_WORK INSTRUCTIONS_. Output the data exactly, with every line intact.

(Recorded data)
++++++++++++++++++++

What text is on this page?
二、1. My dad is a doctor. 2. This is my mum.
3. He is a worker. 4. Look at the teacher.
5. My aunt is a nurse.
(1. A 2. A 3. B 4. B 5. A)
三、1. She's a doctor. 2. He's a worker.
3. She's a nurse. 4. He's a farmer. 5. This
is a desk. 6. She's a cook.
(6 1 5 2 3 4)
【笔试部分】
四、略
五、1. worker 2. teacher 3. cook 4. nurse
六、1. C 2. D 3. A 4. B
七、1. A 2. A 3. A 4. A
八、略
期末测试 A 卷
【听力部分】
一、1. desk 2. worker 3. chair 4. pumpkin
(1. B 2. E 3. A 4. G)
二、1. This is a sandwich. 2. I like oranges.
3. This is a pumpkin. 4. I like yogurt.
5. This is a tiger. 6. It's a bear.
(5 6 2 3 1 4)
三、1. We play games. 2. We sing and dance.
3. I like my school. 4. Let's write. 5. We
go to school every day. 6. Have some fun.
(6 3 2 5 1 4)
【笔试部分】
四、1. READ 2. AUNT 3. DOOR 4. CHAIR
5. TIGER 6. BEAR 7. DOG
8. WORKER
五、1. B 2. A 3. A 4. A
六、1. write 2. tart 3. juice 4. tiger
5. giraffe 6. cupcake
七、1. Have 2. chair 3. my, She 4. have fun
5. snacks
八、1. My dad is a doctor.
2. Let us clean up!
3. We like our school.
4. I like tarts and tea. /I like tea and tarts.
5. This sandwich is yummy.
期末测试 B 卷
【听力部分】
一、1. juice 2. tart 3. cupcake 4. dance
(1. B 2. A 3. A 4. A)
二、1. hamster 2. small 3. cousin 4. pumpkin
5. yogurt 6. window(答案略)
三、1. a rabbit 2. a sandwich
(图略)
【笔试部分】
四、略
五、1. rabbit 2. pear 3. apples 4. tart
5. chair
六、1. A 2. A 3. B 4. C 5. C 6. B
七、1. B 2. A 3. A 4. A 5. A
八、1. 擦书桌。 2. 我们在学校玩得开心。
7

++++++++++++++++++++

_SOLUTION TO THE PROBLEM_.
What text is on this page?
二、1. My dad is a doctor. 2. This is my mum.
3. He is a worker. 4. Look at the teacher.
5. My aunt is a nurse.
(1. A 2. A 3. B 4. B 5. A)
三、1. She's a doctor. 2. He's a worker.
3. She's a nurse. 4. He's a farmer. 5. This
is a desk. 6. She's a cook.
(6 1 5 2 3 4)
【笔试部分】
四、略
五、1. worker 2. teacher 3. cook 4. nurse
六、1. C 2. D 3. A 4. B
七、1. A 2. A 3. A 4. A
八、略
期末测试 A 卷
【听力部分】
一、1. desk 2. worker 3. chair 4. pumpkin
(1. B 2. E 3. A 4. G)
二、1. This is a sandwich. 2. I like oranges.
3. This is a pumpkin. 4. I like yogurt.
5. This is a tiger. 6. It's a bear.
(5 6 2 3 1 4)
三、1. We play games. 2. We sing and dance.
3. I like my school. 4. Let's write. 5. We
go to school every day. 6. Have some fun.
(6 3 2 5 1 4)
【笔试部分】
四、1. READ 2. AUNT 3. DOOR 4. CHAIR
5. TIGER 6. BEAR 7. DOG
8. WORKER
五、1. B 2. A 3. A 4. A
六、1. write 2. tart 3. juice 4. tiger
5. giraffe 6. cupcake
七、1. Have 2. chair 3. my, She 4. have fun
5. snacks
八、1. My dad is a doctor.
2. Let us clean up!
3. We like our school.
4. I like tarts and tea. /I like tea and tarts.
5. This sandwich is yummy.
期末测试 B 卷
【听力部分】
一、1. juice 2. tart 3. cupcake 4. dance
(1. B 2. A 3. A 4. A)
二、1. hamster 2. small 3. cousin 4. pumpkin
5. yogurt 6. window(答案略)
三、1. a rabbit 2. a sandwich
(图略)
【笔试部分】
四、略
五、1. rabbit 2. pear 3. apples 4. tart
5. chair
六、1. A 2. A 3. B 4. C 5. C 6. B
七、1. B 2. A 3. A 4. A 5. A
八、1. 擦书桌。 2. 我们在学校玩得开心。
7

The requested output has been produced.